◆ **OBJECTIVE**
Transcribe the entries that follow, word for word.

◆ **LISTED ENTRIES**

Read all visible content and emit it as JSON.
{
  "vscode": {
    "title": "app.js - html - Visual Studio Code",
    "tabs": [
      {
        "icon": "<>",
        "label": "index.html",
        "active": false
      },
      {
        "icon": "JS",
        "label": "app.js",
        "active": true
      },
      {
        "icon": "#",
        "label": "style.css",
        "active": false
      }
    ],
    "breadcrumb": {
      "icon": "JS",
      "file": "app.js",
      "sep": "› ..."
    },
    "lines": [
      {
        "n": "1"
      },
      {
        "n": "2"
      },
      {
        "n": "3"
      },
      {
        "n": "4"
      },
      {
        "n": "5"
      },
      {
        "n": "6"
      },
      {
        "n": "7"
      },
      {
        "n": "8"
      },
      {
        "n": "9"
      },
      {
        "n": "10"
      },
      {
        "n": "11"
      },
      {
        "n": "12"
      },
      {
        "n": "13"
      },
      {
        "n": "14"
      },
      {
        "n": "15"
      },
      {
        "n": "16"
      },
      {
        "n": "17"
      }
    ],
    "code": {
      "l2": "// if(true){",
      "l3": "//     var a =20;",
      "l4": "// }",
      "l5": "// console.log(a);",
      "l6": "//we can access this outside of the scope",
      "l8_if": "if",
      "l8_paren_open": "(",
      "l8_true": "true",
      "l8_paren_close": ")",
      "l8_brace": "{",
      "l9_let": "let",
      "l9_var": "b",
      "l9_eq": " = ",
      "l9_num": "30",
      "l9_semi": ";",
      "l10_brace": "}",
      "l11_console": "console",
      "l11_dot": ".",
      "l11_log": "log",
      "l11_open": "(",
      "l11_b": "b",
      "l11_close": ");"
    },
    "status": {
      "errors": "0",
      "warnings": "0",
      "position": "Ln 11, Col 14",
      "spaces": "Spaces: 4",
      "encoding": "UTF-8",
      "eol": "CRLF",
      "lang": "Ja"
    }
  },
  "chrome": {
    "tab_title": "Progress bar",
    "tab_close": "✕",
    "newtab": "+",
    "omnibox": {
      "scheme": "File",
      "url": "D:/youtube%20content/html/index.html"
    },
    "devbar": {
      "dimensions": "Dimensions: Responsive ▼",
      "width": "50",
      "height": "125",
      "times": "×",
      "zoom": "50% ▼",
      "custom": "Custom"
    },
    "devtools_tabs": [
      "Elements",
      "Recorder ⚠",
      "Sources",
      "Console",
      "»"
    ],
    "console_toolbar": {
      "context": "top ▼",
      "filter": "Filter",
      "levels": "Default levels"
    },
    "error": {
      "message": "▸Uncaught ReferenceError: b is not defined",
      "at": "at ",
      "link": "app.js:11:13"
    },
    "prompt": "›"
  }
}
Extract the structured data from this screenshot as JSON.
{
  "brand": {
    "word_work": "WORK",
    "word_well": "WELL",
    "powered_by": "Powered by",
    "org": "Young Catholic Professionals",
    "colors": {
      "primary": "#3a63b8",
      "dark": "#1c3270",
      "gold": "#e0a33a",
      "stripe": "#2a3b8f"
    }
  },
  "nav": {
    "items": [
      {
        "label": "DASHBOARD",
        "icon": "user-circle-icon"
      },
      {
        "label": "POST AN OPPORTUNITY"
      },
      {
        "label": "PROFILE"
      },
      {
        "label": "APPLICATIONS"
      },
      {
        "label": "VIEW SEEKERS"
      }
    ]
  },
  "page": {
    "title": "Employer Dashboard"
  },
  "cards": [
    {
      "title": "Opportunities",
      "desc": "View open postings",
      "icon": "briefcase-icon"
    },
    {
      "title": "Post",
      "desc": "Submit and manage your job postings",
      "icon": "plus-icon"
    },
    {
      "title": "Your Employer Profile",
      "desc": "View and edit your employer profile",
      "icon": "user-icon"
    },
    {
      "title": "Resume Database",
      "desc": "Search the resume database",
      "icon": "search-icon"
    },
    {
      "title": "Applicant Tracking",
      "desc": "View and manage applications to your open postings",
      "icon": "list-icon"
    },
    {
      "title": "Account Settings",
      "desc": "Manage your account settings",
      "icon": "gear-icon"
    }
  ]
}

◆ **REPLY**
Read all visible content and emit it as JSON.
{
  "vscode": {
    "title": "app.js - html - Visual Studio Code",
    "tabs": [
      {
        "icon": "<>",
        "label": "index.html",
        "active": false
      },
      {
        "icon": "JS",
        "label": "app.js",
        "active": true
      },
      {
        "icon": "#",
        "label": "style.css",
        "active": false
      }
    ],
    "breadcrumb": {
      "icon": "JS",
      "file": "app.js",
      "sep": "› ..."
    },
    "lines": [
      {
        "n": "1"
      },
      {
        "n": "2"
      },
      {
        "n": "3"
      },
      {
        "n": "4"
      },
      {
        "n": "5"
      },
      {
        "n": "6"
      },
      {
        "n": "7"
      },
      {
        "n": "8"
      },
      {
        "n": "9"
      },
      {
        "n": "10"
      },
      {
        "n": "11"
      },
      {
        "n": "12"
      },
      {
        "n": "13"
      },
      {
        "n": "14"
      },
      {
        "n": "15"
      },
      {
        "n": "16"
      },
      {
        "n": "17"
      }
    ],
    "code": {
      "l2": "// if(true){",
      "l3": "//     var a =20;",
      "l4": "// }",
      "l5": "// console.log(a);",
      "l6": "//we can access this outside of the scope",
      "l8_if": "if",
      "l8_paren_open": "(",
      "l8_true": "true",
      "l8_paren_close": ")",
      "l8_brace": "{",
      "l9_let": "let",
      "l9_var": "b",
      "l9_eq": " = ",
      "l9_num": "30",
      "l9_semi": ";",
      "l10_brace": "}",
      "l11_console": "console",
      "l11_dot": ".",
      "l11_log": "log",
      "l11_open": "(",
      "l11_b": "b",
      "l11_close": ");"
    },
    "status": {
      "errors": "0",
      "warnings": "0",
      "position": "Ln 11, Col 14",
      "spaces": "Spaces: 4",
      "encoding": "UTF-8",
      "eol": "CRLF",
      "lang": "Ja"
    }
  },
  "chrome": {
    "tab_title": "Progress bar",
    "tab_close": "✕",
    "newtab": "+",
    "omnibox": {
      "scheme": "File",
      "url": "D:/youtube%20content/html/index.html"
    },
    "devbar": {
      "dimensions": "Dimensions: Responsive ▼",
      "width": "50",
      "height": "125",
      "times": "×",
      "zoom": "50% ▼",
      "custom": "Custom"
    },
    "devtools_tabs": [
      "Elements",
      "Recorder ⚠",
      "Sources",
      "Console",
      "»"
    ],
    "console_toolbar": {
      "context": "top ▼",
      "filter": "Filter",
      "levels": "Default levels"
    },
    "error": {
      "message": "▸Uncaught ReferenceError: b is not defined",
      "at": "at ",
      "link": "app.js:11:13"
    },
    "prompt": "›"
  }
}
Extract the structured data from this screenshot as JSON.
{
  "brand": {
    "word_work": "WORK",
    "word_well": "WELL",
    "powered_by": "Powered by",
    "org": "Young Catholic Professionals",
    "colors": {
      "primary": "#3a63b8",
      "dark": "#1c3270",
      "gold": "#e0a33a",
      "stripe": "#2a3b8f"
    }
  },
  "nav": {
    "items": [
      {
        "label": "DASHBOARD",
        "icon": "user-circle-icon"
      },
      {
        "label": "POST AN OPPORTUNITY"
      },
      {
        "label": "PROFILE"
      },
      {
        "label": "APPLICATIONS"
      },
      {
        "label": "VIEW SEEKERS"
      }
    ]
  },
  "page": {
    "title": "Employer Dashboard"
  },
  "cards": [
    {
      "title": "Opportunities",
      "desc": "View open postings",
      "icon": "briefcase-icon"
    },
    {
      "title": "Post",
      "desc": "Submit and manage your job postings",
      "icon": "plus-icon"
    },
    {
      "title": "Your Employer Profile",
      "desc": "View and edit your employer profile",
      "icon": "user-icon"
    },
    {
      "title": "Resume Database",
      "desc": "Search the resume database",
      "icon": "search-icon"
    },
    {
      "title": "Applicant Tracking",
      "desc": "View and manage applications to your open postings",
      "icon": "list-icon"
    },
    {
      "title": "Account Settings",
      "desc": "Manage your account settings",
      "icon": "gear-icon"
    }
  ]
}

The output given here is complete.